» **EXERCISE DETAILS**
Each record must be retyped in full. No character may differ.

------

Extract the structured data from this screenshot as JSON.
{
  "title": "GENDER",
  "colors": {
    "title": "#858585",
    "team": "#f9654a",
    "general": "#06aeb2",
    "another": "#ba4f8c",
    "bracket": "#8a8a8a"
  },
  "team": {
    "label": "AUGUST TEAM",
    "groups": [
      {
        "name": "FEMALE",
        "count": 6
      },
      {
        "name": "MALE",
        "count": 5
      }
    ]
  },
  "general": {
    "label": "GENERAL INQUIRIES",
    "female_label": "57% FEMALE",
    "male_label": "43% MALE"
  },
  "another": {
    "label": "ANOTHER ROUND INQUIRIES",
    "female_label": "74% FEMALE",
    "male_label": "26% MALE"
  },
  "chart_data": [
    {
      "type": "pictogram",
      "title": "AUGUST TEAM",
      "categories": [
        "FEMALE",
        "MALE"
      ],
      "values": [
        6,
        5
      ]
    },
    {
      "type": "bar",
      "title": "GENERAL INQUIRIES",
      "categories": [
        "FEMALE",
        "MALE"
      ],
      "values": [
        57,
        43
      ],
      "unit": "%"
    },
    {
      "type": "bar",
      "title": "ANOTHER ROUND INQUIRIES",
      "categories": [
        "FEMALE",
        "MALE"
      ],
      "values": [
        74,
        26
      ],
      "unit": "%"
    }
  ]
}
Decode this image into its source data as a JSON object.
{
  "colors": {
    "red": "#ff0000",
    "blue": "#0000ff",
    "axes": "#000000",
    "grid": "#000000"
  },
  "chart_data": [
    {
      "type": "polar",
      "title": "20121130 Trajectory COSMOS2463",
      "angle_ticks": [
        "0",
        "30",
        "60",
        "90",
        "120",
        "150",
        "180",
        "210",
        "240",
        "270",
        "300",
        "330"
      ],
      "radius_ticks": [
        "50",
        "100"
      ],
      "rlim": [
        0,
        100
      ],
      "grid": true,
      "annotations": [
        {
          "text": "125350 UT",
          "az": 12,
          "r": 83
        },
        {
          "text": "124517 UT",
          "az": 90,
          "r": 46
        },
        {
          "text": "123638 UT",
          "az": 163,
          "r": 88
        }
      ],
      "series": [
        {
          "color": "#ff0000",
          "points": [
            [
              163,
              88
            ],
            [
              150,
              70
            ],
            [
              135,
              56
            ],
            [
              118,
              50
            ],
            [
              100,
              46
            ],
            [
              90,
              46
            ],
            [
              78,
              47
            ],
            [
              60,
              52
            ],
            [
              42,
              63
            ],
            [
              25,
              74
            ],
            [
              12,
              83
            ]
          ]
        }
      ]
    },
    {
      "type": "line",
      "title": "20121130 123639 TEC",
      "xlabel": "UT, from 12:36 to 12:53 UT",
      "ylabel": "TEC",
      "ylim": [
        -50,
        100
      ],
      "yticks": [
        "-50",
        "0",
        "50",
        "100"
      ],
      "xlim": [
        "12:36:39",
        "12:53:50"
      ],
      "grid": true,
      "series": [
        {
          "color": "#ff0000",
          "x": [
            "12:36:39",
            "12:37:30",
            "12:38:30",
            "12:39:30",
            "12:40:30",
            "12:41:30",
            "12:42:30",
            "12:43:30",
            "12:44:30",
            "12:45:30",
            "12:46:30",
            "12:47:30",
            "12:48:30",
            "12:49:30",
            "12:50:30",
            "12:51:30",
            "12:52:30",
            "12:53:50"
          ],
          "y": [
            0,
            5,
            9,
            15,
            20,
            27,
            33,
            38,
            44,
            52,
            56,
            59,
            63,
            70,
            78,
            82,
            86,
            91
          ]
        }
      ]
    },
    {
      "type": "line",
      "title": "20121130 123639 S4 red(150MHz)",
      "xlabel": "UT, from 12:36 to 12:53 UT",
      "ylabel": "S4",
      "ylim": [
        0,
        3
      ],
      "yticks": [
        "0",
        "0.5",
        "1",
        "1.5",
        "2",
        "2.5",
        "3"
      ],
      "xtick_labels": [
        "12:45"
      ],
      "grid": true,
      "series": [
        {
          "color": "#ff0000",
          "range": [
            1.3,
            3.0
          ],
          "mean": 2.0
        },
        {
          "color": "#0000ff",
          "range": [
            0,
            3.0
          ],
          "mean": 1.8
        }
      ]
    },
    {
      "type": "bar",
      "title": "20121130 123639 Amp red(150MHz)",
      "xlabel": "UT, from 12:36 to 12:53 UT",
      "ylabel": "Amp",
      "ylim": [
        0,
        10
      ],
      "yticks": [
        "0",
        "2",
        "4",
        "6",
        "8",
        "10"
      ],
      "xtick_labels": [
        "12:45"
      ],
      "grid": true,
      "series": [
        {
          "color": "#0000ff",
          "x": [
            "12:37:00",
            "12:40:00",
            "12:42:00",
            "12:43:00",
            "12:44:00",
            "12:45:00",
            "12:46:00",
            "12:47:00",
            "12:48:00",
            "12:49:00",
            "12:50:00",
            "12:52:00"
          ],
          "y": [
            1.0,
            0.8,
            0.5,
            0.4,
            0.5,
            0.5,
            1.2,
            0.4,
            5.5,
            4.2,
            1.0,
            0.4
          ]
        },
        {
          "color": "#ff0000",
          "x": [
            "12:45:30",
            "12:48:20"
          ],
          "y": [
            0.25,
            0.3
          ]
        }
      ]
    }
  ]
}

------

» **RESPONSE TO THE TASK**
Extract the structured data from this screenshot as JSON.
{
  "title": "GENDER",
  "colors": {
    "title": "#858585",
    "team": "#f9654a",
    "general": "#06aeb2",
    "another": "#ba4f8c",
    "bracket": "#8a8a8a"
  },
  "team": {
    "label": "AUGUST TEAM",
    "groups": [
      {
        "name": "FEMALE",
        "count": 6
      },
      {
        "name": "MALE",
        "count": 5
      }
    ]
  },
  "general": {
    "label": "GENERAL INQUIRIES",
    "female_label": "57% FEMALE",
    "male_label": "43% MALE"
  },
  "another": {
    "label": "ANOTHER ROUND INQUIRIES",
    "female_label": "74% FEMALE",
    "male_label": "26% MALE"
  },
  "chart_data": [
    {
      "type": "pictogram",
      "title": "AUGUST TEAM",
      "categories": [
        "FEMALE",
        "MALE"
      ],
      "values": [
        6,
        5
      ]
    },
    {
      "type": "bar",
      "title": "GENERAL INQUIRIES",
      "categories": [
        "FEMALE",
        "MALE"
      ],
      "values": [
        57,
        43
      ],
      "unit": "%"
    },
    {
      "type": "bar",
      "title": "ANOTHER ROUND INQUIRIES",
      "categories": [
        "FEMALE",
        "MALE"
      ],
      "values": [
        74,
        26
      ],
      "unit": "%"
    }
  ]
}
Decode this image into its source data as a JSON object.
{
  "colors": {
    "red": "#ff0000",
    "blue": "#0000ff",
    "axes": "#000000",
    "grid": "#000000"
  },
  "chart_data": [
    {
      "type": "polar",
      "title": "20121130 Trajectory COSMOS2463",
      "angle_ticks": [
        "0",
        "30",
        "60",
        "90",
        "120",
        "150",
        "180",
        "210",
        "240",
        "270",
        "300",
        "330"
      ],
      "radius_ticks": [
        "50",
        "100"
      ],
      "rlim": [
        0,
        100
      ],
      "grid": true,
      "annotations": [
        {
          "text": "125350 UT",
          "az": 12,
          "r": 83
        },
        {
          "text": "124517 UT",
          "az": 90,
          "r": 46
        },
        {
          "text": "123638 UT",
          "az": 163,
          "r": 88
        }
      ],
      "series": [
        {
          "color": "#ff0000",
          "points": [
            [
              163,
              88
            ],
            [
              150,
              70
            ],
            [
              135,
              56
            ],
            [
              118,
              50
            ],
            [
              100,
              46
            ],
            [
              90,
              46
            ],
            [
              78,
              47
            ],
            [
              60,
              52
            ],
            [
              42,
              63
            ],
            [
              25,
              74
            ],
            [
              12,
              83
            ]
          ]
        }
      ]
    },
    {
      "type": "line",
      "title": "20121130 123639 TEC",
      "xlabel": "UT, from 12:36 to 12:53 UT",
      "ylabel": "TEC",
      "ylim": [
        -50,
        100
      ],
      "yticks": [
        "-50",
        "0",
        "50",
        "100"
      ],
      "xlim": [
        "12:36:39",
        "12:53:50"
      ],
      "grid": true,
      "series": [
        {
          "color": "#ff0000",
          "x": [
            "12:36:39",
            "12:37:30",
            "12:38:30",
            "12:39:30",
            "12:40:30",
            "12:41:30",
            "12:42:30",
            "12:43:30",
            "12:44:30",
            "12:45:30",
            "12:46:30",
            "12:47:30",
            "12:48:30",
            "12:49:30",
            "12:50:30",
            "12:51:30",
            "12:52:30",
            "12:53:50"
          ],
          "y": [
            0,
            5,
            9,
            15,
            20,
            27,
            33,
            38,
            44,
            52,
            56,
            59,
            63,
            70,
            78,
            82,
            86,
            91
          ]
        }
      ]
    },
    {
      "type": "line",
      "title": "20121130 123639 S4 red(150MHz)",
      "xlabel": "UT, from 12:36 to 12:53 UT",
      "ylabel": "S4",
      "ylim": [
        0,
        3
      ],
      "yticks": [
        "0",
        "0.5",
        "1",
        "1.5",
        "2",
        "2.5",
        "3"
      ],
      "xtick_labels": [
        "12:45"
      ],
      "grid": true,
      "series": [
        {
          "color": "#ff0000",
          "range": [
            1.3,
            3.0
          ],
          "mean": 2.0
        },
        {
          "color": "#0000ff",
          "range": [
            0,
            3.0
          ],
          "mean": 1.8
        }
      ]
    },
    {
      "type": "bar",
      "title": "20121130 123639 Amp red(150MHz)",
      "xlabel": "UT, from 12:36 to 12:53 UT",
      "ylabel": "Amp",
      "ylim": [
        0,
        10
      ],
      "yticks": [
        "0",
        "2",
        "4",
        "6",
        "8",
        "10"
      ],
      "xtick_labels": [
        "12:45"
      ],
      "grid": true,
      "series": [
        {
          "color": "#0000ff",
          "x": [
            "12:37:00",
            "12:40:00",
            "12:42:00",
            "12:43:00",
            "12:44:00",
            "12:45:00",
            "12:46:00",
            "12:47:00",
            "12:48:00",
            "12:49:00",
            "12:50:00",
            "12:52:00"
          ],
          "y": [
            1.0,
            0.8,
            0.5,
            0.4,
            0.5,
            0.5,
            1.2,
            0.4,
            5.5,
            4.2,
            1.0,
            0.4
          ]
        },
        {
          "color": "#ff0000",
          "x": [
            "12:45:30",
            "12:48:20"
          ],
          "y": [
            0.25,
            0.3
          ]
        }
      ]
    }
  ]
}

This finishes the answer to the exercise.